Dataset records =>
======

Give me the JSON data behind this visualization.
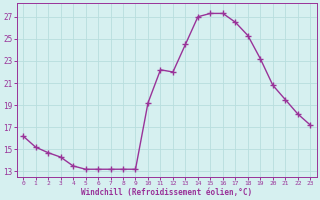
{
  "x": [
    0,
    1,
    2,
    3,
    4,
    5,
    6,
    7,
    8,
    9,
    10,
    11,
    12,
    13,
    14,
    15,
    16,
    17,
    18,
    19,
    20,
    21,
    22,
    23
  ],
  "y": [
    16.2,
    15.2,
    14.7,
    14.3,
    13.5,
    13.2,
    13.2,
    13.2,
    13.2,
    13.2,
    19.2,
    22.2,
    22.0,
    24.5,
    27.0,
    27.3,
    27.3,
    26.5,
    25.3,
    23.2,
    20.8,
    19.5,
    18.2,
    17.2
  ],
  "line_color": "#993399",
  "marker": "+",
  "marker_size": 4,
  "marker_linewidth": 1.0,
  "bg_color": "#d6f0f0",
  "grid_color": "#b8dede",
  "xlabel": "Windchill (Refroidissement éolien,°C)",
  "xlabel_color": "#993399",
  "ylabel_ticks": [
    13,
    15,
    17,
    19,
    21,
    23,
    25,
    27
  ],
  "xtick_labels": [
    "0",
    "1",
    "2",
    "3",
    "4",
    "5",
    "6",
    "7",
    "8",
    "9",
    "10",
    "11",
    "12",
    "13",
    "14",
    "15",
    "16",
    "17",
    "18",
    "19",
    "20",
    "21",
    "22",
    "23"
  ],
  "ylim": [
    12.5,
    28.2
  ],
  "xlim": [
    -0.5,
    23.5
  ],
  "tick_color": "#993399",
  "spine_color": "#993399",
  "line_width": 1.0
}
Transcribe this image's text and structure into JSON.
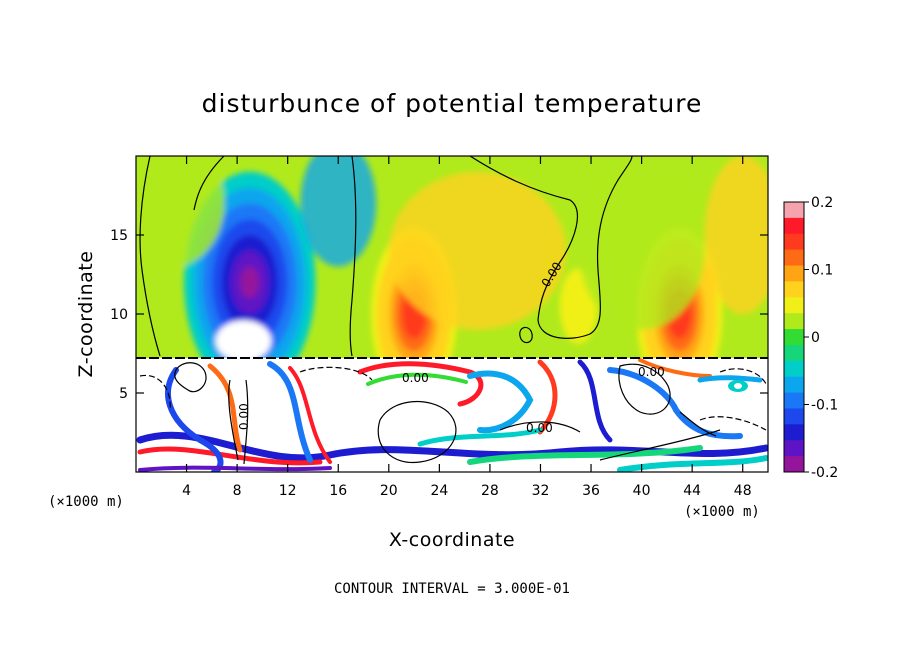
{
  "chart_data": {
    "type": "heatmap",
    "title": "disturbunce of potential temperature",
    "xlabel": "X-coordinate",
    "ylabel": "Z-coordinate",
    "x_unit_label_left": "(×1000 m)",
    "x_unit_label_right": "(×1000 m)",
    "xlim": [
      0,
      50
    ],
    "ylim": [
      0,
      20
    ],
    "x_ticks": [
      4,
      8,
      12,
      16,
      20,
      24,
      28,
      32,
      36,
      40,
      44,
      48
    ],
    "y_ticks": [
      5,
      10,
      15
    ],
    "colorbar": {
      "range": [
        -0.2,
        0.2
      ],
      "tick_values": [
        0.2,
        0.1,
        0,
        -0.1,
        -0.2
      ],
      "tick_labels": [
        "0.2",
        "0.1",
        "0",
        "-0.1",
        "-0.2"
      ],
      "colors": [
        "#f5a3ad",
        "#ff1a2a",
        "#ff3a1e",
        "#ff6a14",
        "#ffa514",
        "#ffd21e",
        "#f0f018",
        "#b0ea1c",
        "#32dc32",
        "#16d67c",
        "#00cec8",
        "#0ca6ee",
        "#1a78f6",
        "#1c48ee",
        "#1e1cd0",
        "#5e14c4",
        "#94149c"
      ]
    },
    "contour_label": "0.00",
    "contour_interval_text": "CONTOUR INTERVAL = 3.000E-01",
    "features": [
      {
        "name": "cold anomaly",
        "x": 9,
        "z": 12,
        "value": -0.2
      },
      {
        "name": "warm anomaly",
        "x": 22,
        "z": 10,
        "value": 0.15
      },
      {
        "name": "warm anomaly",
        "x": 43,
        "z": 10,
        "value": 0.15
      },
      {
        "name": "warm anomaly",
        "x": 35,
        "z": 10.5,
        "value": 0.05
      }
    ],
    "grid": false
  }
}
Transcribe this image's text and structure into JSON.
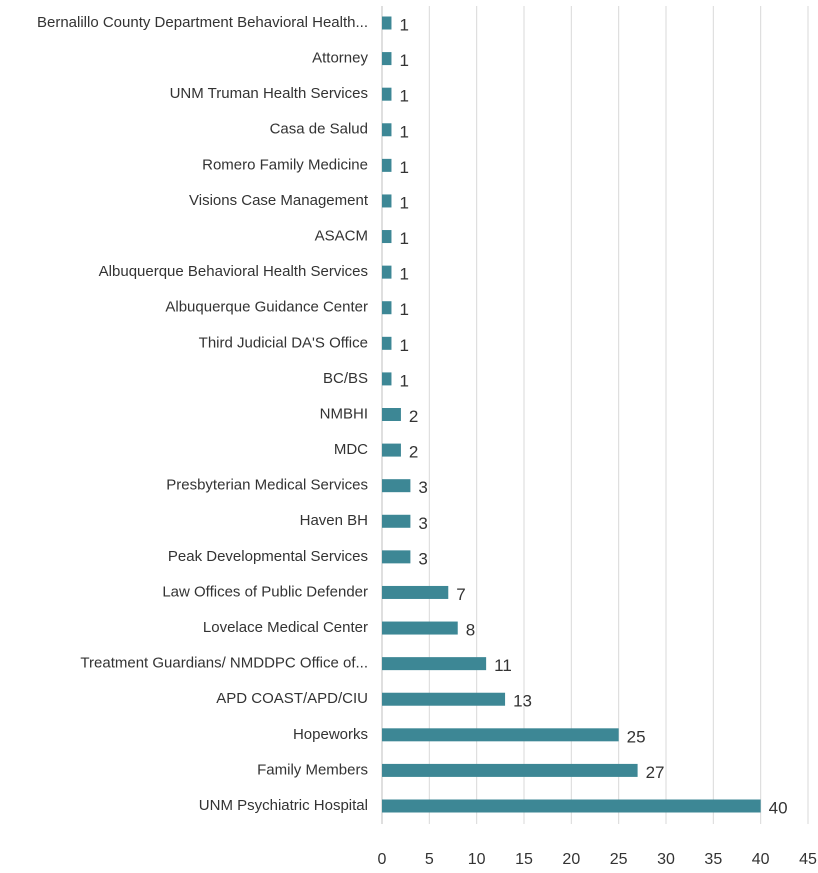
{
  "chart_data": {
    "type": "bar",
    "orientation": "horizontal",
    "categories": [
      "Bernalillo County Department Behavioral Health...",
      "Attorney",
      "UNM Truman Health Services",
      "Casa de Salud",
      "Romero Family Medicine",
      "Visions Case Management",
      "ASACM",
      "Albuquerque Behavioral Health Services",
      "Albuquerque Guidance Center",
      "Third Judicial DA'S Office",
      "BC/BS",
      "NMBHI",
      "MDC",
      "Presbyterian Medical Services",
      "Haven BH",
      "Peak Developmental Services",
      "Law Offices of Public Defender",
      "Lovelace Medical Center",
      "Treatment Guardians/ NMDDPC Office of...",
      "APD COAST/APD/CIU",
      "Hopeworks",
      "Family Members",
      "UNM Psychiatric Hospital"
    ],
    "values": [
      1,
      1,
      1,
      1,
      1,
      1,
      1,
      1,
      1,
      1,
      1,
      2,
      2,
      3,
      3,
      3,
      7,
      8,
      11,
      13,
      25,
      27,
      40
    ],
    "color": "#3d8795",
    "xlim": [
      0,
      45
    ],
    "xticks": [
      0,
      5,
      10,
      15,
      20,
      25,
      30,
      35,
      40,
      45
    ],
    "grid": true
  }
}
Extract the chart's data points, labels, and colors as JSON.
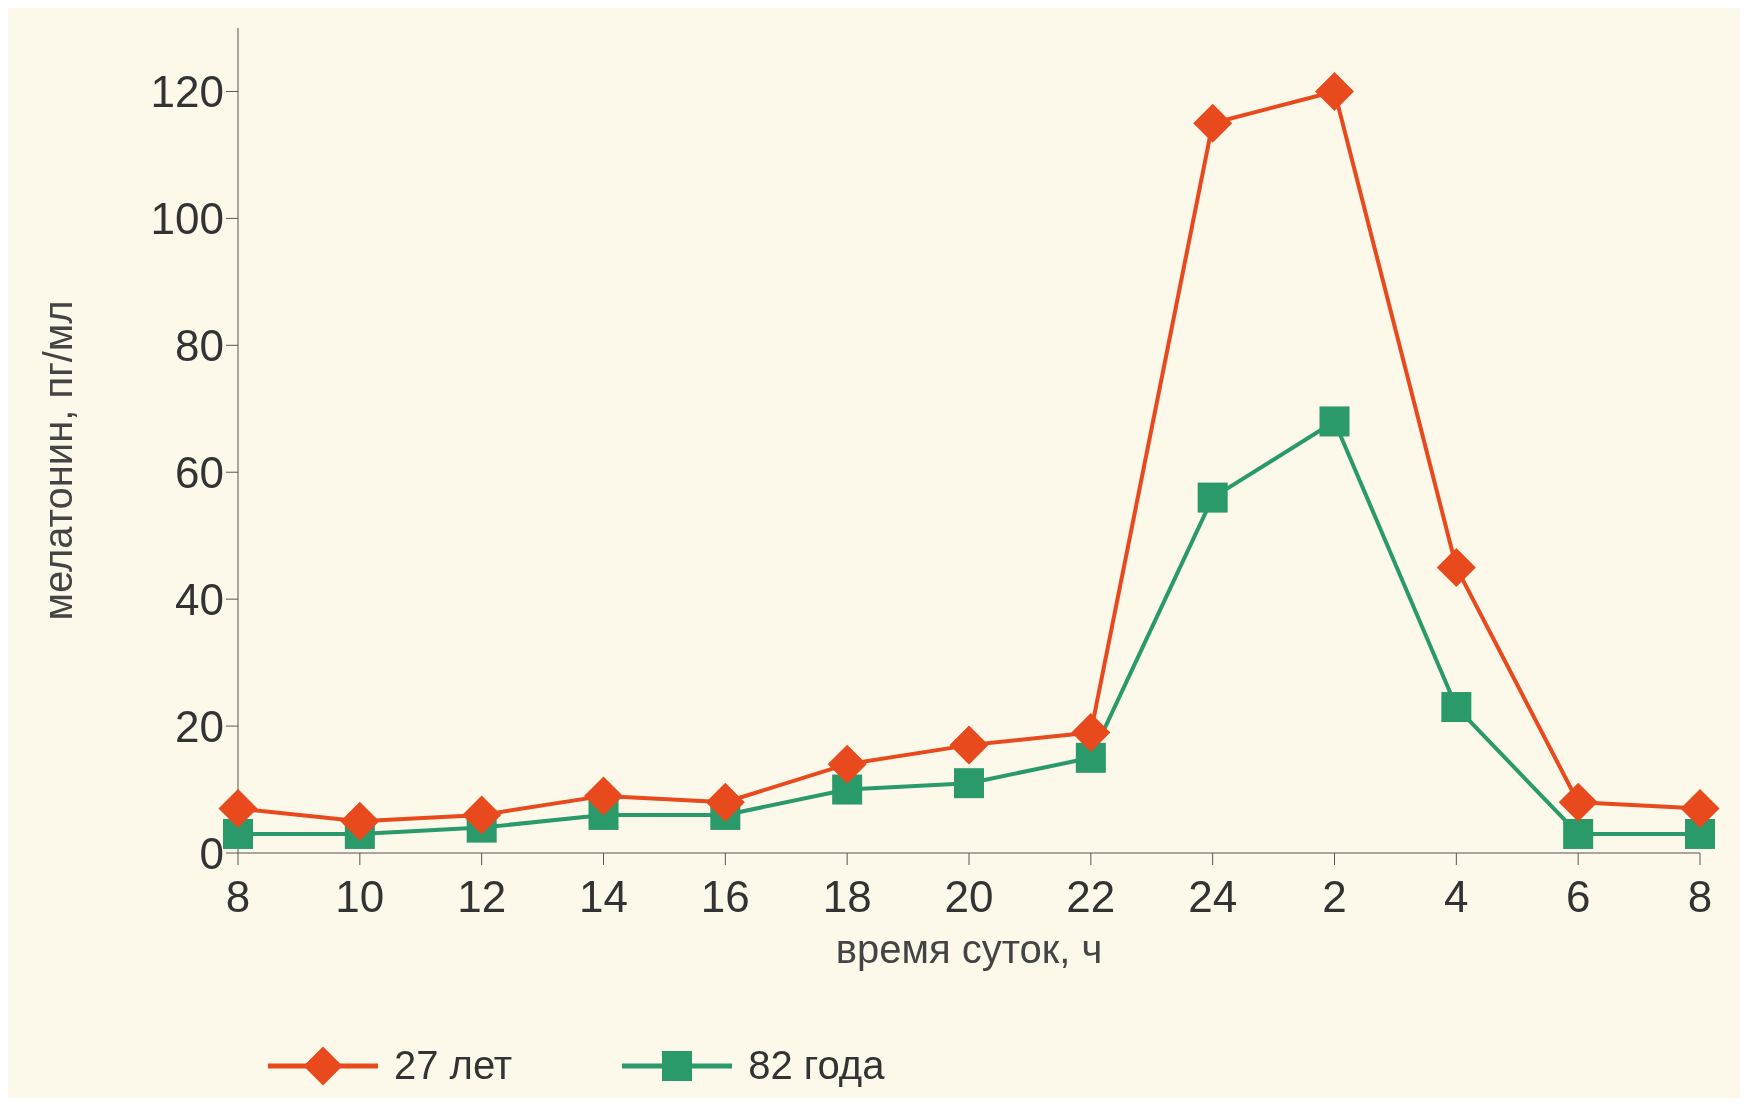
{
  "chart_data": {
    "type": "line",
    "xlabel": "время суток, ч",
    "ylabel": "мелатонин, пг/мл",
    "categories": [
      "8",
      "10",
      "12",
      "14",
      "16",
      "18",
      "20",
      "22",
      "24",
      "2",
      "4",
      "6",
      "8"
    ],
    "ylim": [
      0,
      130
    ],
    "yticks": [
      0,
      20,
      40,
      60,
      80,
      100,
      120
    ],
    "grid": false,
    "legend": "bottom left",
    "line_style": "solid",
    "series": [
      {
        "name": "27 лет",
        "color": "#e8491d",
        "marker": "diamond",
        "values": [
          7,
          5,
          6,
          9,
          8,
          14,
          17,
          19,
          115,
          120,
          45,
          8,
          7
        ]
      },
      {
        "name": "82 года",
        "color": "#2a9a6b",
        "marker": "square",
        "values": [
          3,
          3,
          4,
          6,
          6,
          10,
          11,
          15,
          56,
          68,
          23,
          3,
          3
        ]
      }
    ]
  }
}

======

Work to do => Extract the entries in full, exactly as they are, minus the pictures.

Answer for the task =>
Give me the JSON data behind this visualization.
{
  "x": [
    0,
    1,
    2,
    3,
    4,
    5,
    6,
    7,
    8,
    9,
    10,
    11,
    12,
    13,
    14,
    15,
    16,
    17,
    18,
    19,
    20,
    21,
    22,
    23
  ],
  "y": [
    16.2,
    15.2,
    14.7,
    14.3,
    13.5,
    13.2,
    13.2,
    13.2,
    13.2,
    13.2,
    19.2,
    22.2,
    22.0,
    24.5,
    27.0,
    27.3,
    27.3,
    26.5,
    25.3,
    23.2,
    20.8,
    19.5,
    18.2,
    17.2
  ],
  "line_color": "#993399",
  "marker": "+",
  "marker_size": 4,
  "marker_linewidth": 1.0,
  "bg_color": "#d6f0f0",
  "grid_color": "#b8dede",
  "xlabel": "Windchill (Refroidissement éolien,°C)",
  "xlabel_color": "#993399",
  "ylabel_ticks": [
    13,
    15,
    17,
    19,
    21,
    23,
    25,
    27
  ],
  "xtick_labels": [
    "0",
    "1",
    "2",
    "3",
    "4",
    "5",
    "6",
    "7",
    "8",
    "9",
    "10",
    "11",
    "12",
    "13",
    "14",
    "15",
    "16",
    "17",
    "18",
    "19",
    "20",
    "21",
    "22",
    "23"
  ],
  "ylim": [
    12.5,
    28.2
  ],
  "xlim": [
    -0.5,
    23.5
  ],
  "tick_color": "#993399",
  "spine_color": "#993399",
  "line_width": 1.0
}
Transcribe this image's text and structure into JSON.
{
  "chart_data": {
    "type": "heatmap",
    "title": "disturbunce of potential temperature",
    "xlabel": "X-coordinate",
    "ylabel": "Z-coordinate",
    "x_unit_label_left": "(×1000 m)",
    "x_unit_label_right": "(×1000 m)",
    "xlim": [
      0,
      50
    ],
    "ylim": [
      0,
      20
    ],
    "x_ticks": [
      4,
      8,
      12,
      16,
      20,
      24,
      28,
      32,
      36,
      40,
      44,
      48
    ],
    "y_ticks": [
      5,
      10,
      15
    ],
    "colorbar": {
      "range": [
        -0.2,
        0.2
      ],
      "tick_values": [
        0.2,
        0.1,
        0,
        -0.1,
        -0.2
      ],
      "tick_labels": [
        "0.2",
        "0.1",
        "0",
        "-0.1",
        "-0.2"
      ],
      "colors": [
        "#f5a3ad",
        "#ff1a2a",
        "#ff3a1e",
        "#ff6a14",
        "#ffa514",
        "#ffd21e",
        "#f0f018",
        "#b0ea1c",
        "#32dc32",
        "#16d67c",
        "#00cec8",
        "#0ca6ee",
        "#1a78f6",
        "#1c48ee",
        "#1e1cd0",
        "#5e14c4",
        "#94149c"
      ]
    },
    "contour_label": "0.00",
    "contour_interval_text": "CONTOUR INTERVAL = 3.000E-01",
    "features": [
      {
        "name": "cold anomaly",
        "x": 9,
        "z": 12,
        "value": -0.2
      },
      {
        "name": "warm anomaly",
        "x": 22,
        "z": 10,
        "value": 0.15
      },
      {
        "name": "warm anomaly",
        "x": 43,
        "z": 10,
        "value": 0.15
      },
      {
        "name": "warm anomaly",
        "x": 35,
        "z": 10.5,
        "value": 0.05
      }
    ],
    "grid": false
  }
}
Transcribe this image's text and structure into JSON.
{
  "chart_data": {
    "type": "bar",
    "orientation": "horizontal",
    "categories": [
      "Bernalillo County Department Behavioral Health...",
      "Attorney",
      "UNM Truman Health Services",
      "Casa de Salud",
      "Romero Family Medicine",
      "Visions Case Management",
      "ASACM",
      "Albuquerque Behavioral Health Services",
      "Albuquerque Guidance Center",
      "Third Judicial DA'S Office",
      "BC/BS",
      "NMBHI",
      "MDC",
      "Presbyterian Medical Services",
      "Haven BH",
      "Peak Developmental Services",
      "Law Offices of Public Defender",
      "Lovelace Medical Center",
      "Treatment Guardians/ NMDDPC Office of...",
      "APD COAST/APD/CIU",
      "Hopeworks",
      "Family Members",
      "UNM Psychiatric Hospital"
    ],
    "values": [
      1,
      1,
      1,
      1,
      1,
      1,
      1,
      1,
      1,
      1,
      1,
      2,
      2,
      3,
      3,
      3,
      7,
      8,
      11,
      13,
      25,
      27,
      40
    ],
    "color": "#3d8795",
    "xlim": [
      0,
      45
    ],
    "xticks": [
      0,
      5,
      10,
      15,
      20,
      25,
      30,
      35,
      40,
      45
    ],
    "grid": true
  }
}
Extract the chart's data points, labels, and colors as JSON.
{
  "chart_data": {
    "type": "line",
    "xlabel": "время суток, ч",
    "ylabel": "мелатонин, пг/мл",
    "categories": [
      "8",
      "10",
      "12",
      "14",
      "16",
      "18",
      "20",
      "22",
      "24",
      "2",
      "4",
      "6",
      "8"
    ],
    "ylim": [
      0,
      130
    ],
    "yticks": [
      0,
      20,
      40,
      60,
      80,
      100,
      120
    ],
    "grid": false,
    "legend": "bottom left",
    "line_style": "solid",
    "series": [
      {
        "name": "27 лет",
        "color": "#e8491d",
        "marker": "diamond",
        "values": [
          7,
          5,
          6,
          9,
          8,
          14,
          17,
          19,
          115,
          120,
          45,
          8,
          7
        ]
      },
      {
        "name": "82 года",
        "color": "#2a9a6b",
        "marker": "square",
        "values": [
          3,
          3,
          4,
          6,
          6,
          10,
          11,
          15,
          56,
          68,
          23,
          3,
          3
        ]
      }
    ]
  }
}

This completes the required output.